:: Input data

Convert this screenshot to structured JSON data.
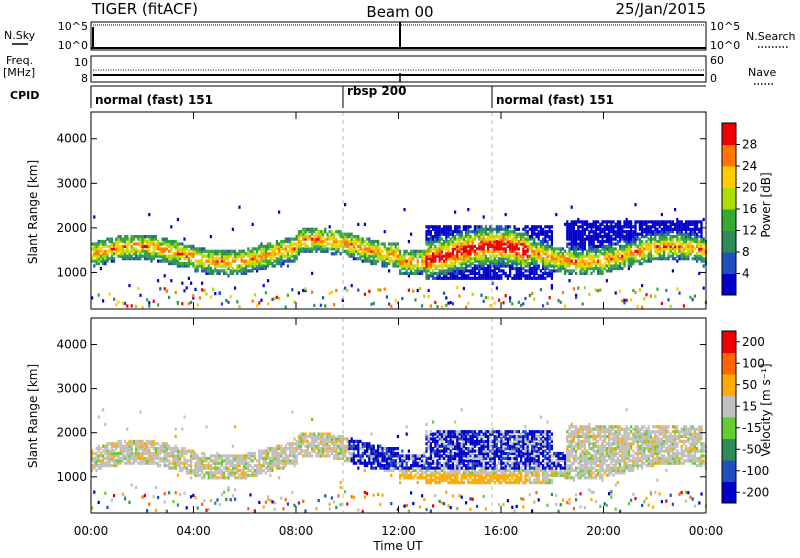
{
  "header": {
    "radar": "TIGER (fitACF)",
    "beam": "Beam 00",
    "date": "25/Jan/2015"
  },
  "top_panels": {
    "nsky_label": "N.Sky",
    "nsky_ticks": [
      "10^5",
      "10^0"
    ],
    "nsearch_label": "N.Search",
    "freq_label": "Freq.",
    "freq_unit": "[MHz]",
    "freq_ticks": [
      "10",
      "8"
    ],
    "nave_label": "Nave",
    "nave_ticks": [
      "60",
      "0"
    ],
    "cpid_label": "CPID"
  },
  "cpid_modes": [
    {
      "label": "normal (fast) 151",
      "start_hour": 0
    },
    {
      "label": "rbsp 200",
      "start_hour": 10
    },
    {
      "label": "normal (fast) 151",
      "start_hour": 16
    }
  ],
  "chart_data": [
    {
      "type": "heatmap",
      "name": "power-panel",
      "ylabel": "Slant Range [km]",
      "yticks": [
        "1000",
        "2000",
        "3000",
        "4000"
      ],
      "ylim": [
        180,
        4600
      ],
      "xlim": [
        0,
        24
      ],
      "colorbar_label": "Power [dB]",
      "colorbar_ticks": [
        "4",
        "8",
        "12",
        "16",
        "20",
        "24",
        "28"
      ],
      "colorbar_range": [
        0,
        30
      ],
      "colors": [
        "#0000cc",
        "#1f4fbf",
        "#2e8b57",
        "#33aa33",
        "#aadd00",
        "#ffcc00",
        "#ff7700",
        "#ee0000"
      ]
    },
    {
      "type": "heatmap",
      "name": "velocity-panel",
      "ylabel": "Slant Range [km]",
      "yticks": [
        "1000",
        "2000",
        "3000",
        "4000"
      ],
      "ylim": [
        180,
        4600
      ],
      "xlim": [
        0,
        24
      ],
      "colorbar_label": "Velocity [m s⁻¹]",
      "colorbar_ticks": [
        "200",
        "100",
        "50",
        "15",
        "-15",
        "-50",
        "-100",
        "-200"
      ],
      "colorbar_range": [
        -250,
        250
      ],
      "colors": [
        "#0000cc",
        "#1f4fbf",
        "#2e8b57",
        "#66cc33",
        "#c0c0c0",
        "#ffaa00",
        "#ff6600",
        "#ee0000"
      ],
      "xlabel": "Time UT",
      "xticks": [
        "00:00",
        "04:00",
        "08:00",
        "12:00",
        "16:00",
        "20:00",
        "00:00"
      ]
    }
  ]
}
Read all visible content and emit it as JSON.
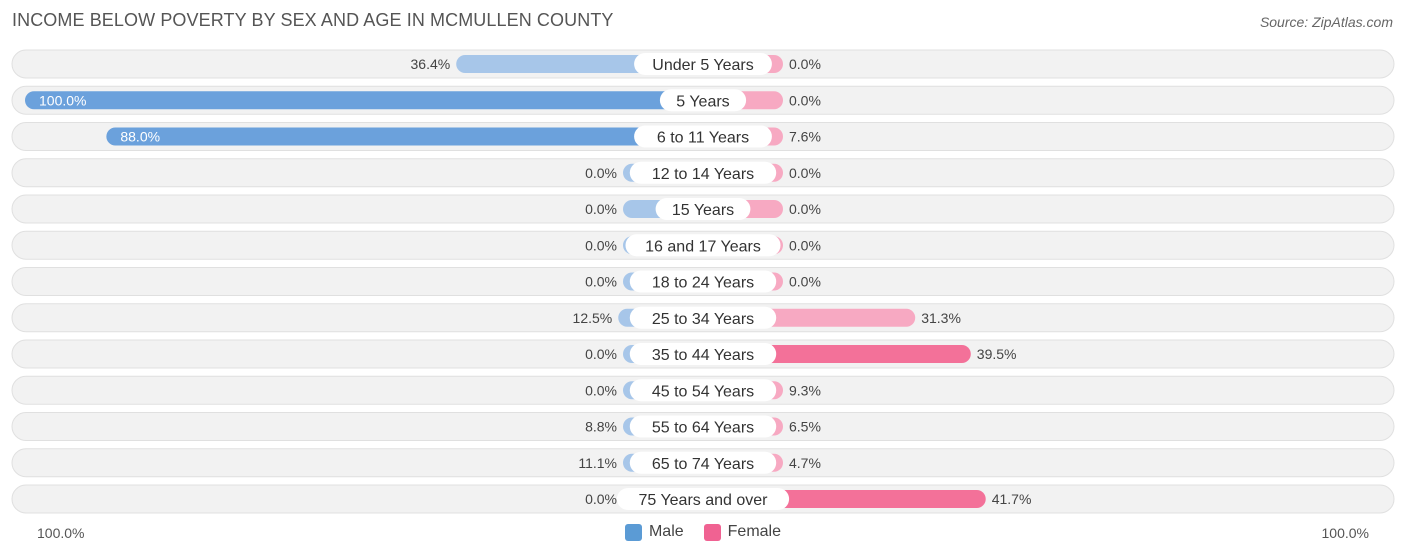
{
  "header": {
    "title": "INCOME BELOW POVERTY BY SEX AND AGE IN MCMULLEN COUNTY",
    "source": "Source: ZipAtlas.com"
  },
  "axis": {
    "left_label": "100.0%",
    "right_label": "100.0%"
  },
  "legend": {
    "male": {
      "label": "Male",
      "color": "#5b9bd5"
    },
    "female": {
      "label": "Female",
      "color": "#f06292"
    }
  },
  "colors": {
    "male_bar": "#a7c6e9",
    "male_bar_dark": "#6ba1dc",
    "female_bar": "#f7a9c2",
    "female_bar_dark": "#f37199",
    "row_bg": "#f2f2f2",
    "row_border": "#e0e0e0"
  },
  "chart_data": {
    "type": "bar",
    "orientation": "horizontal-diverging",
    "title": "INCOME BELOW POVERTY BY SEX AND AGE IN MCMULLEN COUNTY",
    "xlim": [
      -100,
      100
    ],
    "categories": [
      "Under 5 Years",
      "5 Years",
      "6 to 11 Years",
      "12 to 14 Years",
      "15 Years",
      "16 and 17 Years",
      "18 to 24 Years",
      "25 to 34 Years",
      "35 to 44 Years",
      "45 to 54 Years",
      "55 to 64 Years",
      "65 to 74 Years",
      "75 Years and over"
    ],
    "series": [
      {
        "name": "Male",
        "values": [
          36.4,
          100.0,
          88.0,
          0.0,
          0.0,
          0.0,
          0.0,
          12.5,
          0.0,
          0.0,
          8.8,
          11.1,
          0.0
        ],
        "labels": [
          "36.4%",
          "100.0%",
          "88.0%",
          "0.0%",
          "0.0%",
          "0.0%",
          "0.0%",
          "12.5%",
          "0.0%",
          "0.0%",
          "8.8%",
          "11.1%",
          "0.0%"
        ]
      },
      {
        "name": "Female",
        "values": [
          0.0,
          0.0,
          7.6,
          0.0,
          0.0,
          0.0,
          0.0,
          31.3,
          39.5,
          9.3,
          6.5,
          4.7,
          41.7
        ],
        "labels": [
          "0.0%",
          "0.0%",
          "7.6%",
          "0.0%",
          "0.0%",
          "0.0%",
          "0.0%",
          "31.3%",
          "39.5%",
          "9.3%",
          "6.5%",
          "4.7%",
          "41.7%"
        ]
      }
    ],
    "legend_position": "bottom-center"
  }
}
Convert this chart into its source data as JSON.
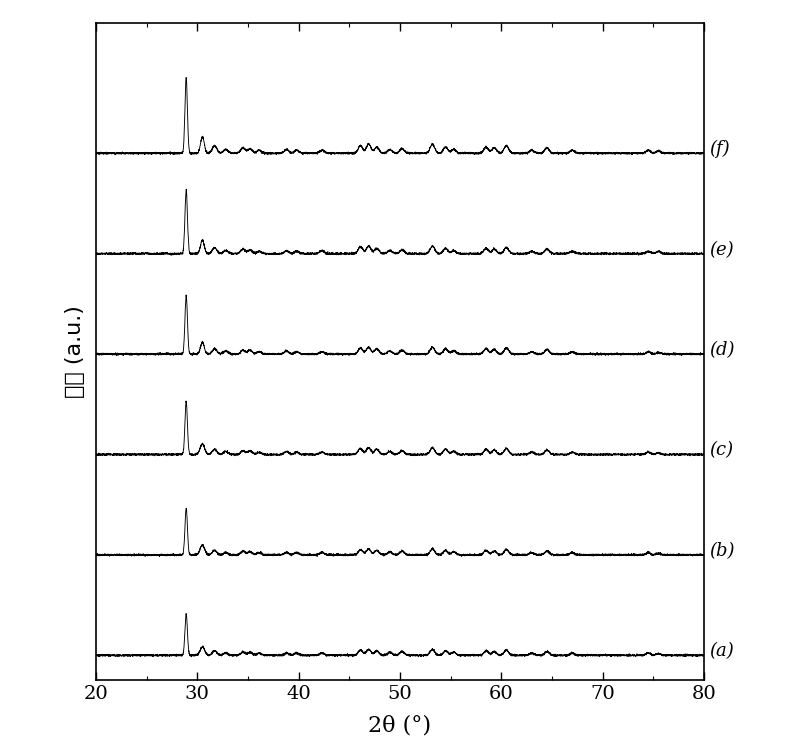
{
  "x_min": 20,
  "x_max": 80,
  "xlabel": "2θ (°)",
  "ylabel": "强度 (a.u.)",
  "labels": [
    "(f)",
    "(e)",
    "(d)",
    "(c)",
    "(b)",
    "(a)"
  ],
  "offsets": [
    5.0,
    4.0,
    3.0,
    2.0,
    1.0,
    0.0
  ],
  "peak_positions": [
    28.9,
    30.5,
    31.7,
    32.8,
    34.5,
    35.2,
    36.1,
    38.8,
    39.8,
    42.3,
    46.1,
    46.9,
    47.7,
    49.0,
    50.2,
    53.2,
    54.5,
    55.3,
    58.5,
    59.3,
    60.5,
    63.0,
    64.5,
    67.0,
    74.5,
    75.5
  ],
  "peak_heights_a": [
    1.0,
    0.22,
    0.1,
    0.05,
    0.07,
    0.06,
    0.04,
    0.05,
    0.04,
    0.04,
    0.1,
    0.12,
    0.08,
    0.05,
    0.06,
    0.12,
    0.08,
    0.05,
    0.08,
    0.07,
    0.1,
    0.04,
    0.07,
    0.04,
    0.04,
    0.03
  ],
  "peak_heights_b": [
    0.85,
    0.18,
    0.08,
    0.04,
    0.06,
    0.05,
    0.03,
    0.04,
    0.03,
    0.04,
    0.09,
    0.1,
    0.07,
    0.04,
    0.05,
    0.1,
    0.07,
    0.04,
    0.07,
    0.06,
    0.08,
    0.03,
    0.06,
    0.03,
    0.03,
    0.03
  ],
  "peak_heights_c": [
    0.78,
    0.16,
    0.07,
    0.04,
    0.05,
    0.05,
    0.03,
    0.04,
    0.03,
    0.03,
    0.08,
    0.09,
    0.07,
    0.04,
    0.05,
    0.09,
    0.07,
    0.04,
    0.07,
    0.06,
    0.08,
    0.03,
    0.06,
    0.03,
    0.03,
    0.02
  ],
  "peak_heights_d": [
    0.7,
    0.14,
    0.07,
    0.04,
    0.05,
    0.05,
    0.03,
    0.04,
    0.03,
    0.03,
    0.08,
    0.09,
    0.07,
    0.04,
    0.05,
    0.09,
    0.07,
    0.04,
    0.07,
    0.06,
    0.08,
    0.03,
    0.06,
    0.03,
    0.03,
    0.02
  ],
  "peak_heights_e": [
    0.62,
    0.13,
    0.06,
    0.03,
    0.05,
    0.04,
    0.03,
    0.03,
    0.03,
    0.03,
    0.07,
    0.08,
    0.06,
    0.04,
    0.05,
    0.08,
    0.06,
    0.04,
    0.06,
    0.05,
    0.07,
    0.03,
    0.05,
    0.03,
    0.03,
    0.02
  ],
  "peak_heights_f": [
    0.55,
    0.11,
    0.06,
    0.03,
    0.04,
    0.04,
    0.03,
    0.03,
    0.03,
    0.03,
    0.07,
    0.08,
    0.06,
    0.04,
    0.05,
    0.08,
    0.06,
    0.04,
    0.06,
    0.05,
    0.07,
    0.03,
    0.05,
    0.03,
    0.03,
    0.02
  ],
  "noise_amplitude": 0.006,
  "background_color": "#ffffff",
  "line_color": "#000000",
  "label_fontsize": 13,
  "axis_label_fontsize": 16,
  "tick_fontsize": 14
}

::::

The request: Look for the word "source" and return every line where it occurs.

Exercise output:
    "source": "Source: ZipAtlas.com"
Convert this chart into its source data as JSON.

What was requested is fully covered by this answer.